_WHAT IS NEEDED_.
Find every line in the records below that holds the word "text" and copy it.

╭──

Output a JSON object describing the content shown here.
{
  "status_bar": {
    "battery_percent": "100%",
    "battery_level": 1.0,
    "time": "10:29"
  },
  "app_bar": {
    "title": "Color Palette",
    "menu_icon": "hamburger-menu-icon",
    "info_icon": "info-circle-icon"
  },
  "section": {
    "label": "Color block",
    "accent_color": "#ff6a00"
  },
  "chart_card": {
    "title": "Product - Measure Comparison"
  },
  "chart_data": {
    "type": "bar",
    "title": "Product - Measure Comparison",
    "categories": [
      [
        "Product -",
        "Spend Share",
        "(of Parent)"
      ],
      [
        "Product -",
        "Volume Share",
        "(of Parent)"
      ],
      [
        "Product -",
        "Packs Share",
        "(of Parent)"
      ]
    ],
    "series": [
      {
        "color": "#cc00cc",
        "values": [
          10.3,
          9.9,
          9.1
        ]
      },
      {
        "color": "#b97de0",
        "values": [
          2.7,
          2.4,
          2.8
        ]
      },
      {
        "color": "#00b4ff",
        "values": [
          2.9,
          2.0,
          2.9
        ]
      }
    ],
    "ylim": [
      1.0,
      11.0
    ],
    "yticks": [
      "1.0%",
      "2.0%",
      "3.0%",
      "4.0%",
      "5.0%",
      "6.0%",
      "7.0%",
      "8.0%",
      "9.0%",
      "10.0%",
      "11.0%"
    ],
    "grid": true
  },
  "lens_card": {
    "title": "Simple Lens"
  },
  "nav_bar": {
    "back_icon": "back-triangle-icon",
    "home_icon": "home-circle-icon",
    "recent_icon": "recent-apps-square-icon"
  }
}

╰──
╭──

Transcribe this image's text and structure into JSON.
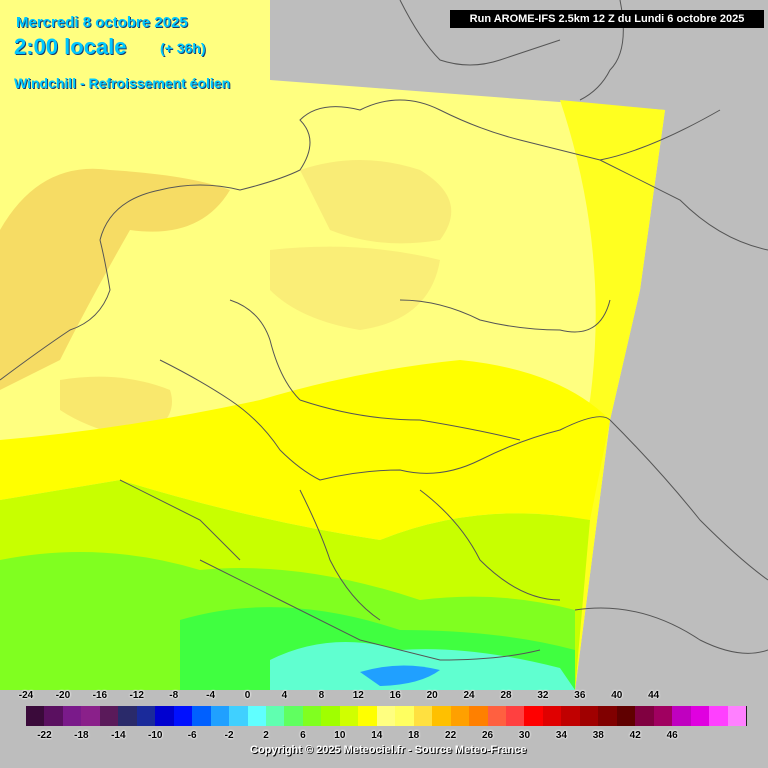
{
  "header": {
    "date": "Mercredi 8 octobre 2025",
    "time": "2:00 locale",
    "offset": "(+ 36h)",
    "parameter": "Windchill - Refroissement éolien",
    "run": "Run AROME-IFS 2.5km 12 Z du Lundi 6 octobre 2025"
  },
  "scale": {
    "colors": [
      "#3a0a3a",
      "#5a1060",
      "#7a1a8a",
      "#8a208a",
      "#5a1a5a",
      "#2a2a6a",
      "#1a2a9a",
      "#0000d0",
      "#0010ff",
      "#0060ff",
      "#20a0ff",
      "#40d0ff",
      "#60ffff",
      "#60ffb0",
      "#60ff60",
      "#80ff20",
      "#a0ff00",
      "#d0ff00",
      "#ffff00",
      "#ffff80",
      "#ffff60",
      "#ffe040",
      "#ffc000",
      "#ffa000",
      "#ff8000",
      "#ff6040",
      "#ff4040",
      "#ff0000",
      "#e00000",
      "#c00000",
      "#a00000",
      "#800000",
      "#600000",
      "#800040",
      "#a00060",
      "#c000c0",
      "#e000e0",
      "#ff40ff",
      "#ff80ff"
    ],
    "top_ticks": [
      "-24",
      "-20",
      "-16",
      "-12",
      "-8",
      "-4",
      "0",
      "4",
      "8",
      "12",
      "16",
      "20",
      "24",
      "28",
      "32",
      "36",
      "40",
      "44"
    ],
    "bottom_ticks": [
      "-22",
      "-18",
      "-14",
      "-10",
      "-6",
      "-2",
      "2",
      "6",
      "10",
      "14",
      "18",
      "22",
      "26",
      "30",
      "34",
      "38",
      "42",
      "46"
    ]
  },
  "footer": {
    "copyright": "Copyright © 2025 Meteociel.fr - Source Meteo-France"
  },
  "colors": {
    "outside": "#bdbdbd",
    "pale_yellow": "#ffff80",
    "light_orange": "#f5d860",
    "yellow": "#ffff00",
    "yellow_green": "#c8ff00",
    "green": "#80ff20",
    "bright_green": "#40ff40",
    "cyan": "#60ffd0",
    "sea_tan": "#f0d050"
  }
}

╰──
╭──

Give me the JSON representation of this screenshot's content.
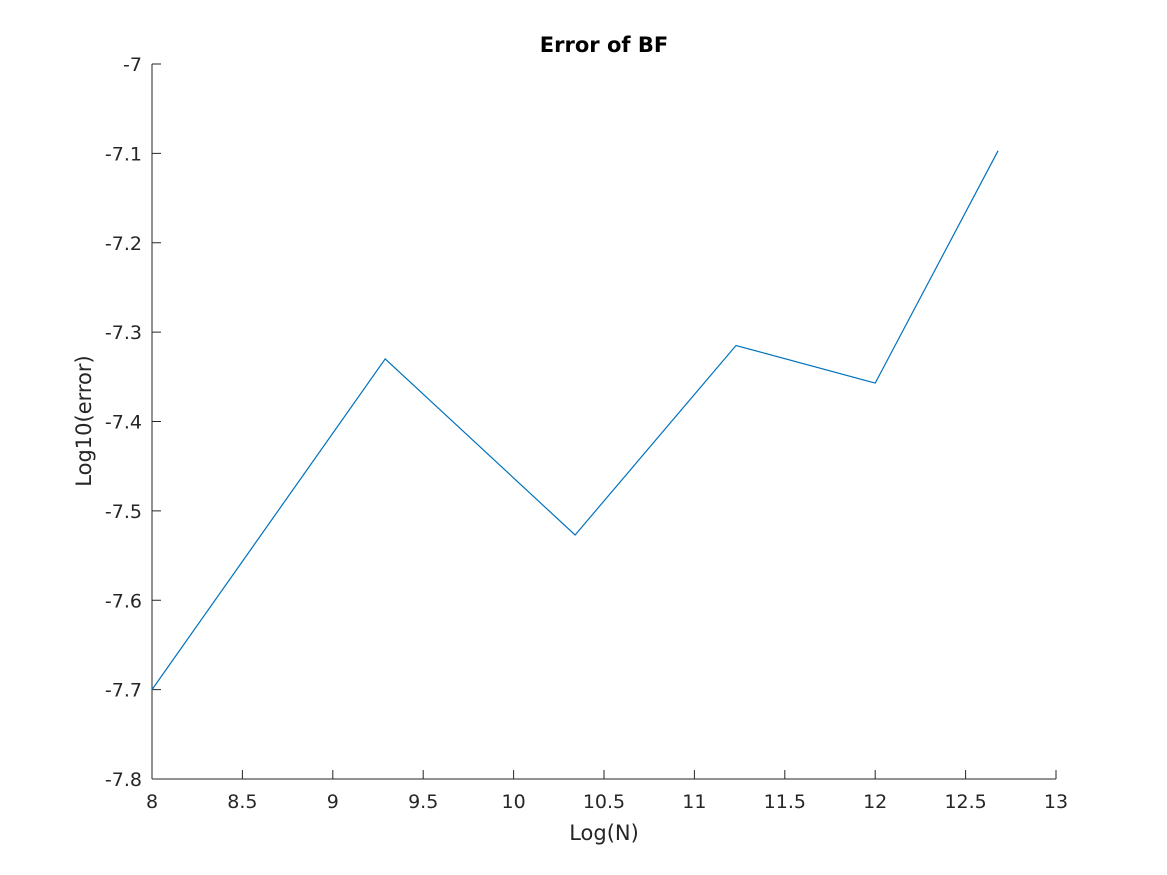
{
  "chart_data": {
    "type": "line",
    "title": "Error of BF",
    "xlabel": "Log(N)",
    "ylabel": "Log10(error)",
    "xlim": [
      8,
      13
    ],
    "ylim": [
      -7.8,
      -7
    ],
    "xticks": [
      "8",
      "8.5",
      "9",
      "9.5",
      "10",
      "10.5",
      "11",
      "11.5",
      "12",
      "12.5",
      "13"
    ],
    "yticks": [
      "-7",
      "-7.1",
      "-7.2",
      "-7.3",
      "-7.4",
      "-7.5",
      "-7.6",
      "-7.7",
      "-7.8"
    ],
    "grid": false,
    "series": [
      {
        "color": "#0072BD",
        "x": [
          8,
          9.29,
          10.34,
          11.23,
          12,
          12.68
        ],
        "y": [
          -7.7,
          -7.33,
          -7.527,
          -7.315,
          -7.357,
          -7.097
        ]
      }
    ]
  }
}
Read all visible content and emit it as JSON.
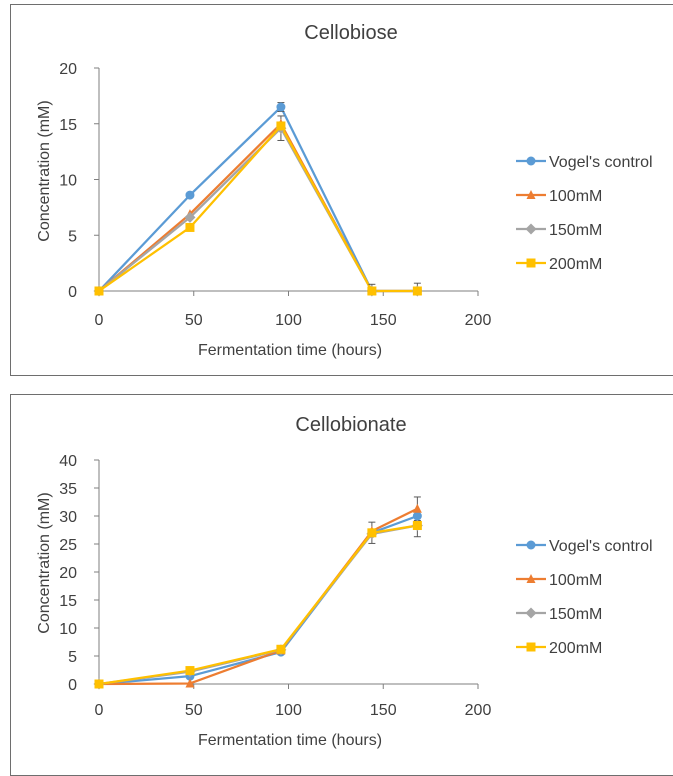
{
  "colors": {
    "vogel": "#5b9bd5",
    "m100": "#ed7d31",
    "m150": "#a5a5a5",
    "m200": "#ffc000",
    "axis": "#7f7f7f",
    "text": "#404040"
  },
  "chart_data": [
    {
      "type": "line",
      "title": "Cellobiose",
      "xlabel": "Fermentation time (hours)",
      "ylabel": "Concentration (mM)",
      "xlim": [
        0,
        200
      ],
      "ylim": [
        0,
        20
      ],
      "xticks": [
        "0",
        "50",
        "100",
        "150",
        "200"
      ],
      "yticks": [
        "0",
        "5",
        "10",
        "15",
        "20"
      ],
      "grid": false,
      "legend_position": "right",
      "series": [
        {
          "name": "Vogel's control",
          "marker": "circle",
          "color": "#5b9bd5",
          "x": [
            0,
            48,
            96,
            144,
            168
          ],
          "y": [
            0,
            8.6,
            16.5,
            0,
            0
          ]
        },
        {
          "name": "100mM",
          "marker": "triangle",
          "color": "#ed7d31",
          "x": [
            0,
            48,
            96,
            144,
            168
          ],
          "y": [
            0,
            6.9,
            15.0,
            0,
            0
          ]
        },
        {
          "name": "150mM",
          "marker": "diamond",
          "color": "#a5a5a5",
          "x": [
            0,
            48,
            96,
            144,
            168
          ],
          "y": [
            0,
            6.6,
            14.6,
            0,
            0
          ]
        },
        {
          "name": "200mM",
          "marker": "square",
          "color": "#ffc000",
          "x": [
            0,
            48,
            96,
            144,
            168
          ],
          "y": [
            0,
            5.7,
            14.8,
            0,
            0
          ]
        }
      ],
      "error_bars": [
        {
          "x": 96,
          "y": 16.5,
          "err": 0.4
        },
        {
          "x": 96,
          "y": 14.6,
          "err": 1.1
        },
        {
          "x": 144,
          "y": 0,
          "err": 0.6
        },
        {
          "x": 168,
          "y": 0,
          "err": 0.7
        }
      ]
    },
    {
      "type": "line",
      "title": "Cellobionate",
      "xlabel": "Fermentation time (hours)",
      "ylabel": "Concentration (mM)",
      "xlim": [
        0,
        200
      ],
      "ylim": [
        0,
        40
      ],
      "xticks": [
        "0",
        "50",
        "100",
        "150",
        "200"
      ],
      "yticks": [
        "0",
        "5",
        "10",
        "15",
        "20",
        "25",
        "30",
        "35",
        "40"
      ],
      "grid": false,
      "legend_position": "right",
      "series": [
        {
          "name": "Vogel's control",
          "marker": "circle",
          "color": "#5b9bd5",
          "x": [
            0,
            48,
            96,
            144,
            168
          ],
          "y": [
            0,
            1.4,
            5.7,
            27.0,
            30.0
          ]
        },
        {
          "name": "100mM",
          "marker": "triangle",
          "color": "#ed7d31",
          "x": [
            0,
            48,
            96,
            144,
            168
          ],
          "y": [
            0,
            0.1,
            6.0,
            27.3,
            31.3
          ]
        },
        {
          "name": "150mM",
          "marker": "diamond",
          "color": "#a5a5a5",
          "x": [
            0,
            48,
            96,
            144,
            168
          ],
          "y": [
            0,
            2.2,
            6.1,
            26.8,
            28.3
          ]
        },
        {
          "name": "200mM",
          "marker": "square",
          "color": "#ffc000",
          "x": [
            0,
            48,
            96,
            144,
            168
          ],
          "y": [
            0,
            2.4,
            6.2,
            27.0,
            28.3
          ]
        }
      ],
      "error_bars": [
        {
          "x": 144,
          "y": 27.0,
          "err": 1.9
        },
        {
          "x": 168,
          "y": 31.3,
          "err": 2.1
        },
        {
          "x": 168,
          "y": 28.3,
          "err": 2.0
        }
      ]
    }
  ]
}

╰──

_RESPONSE FOR THIS EXERCISE_.
Transcribe this image's text and structure into JSON.
    "text": "#404040"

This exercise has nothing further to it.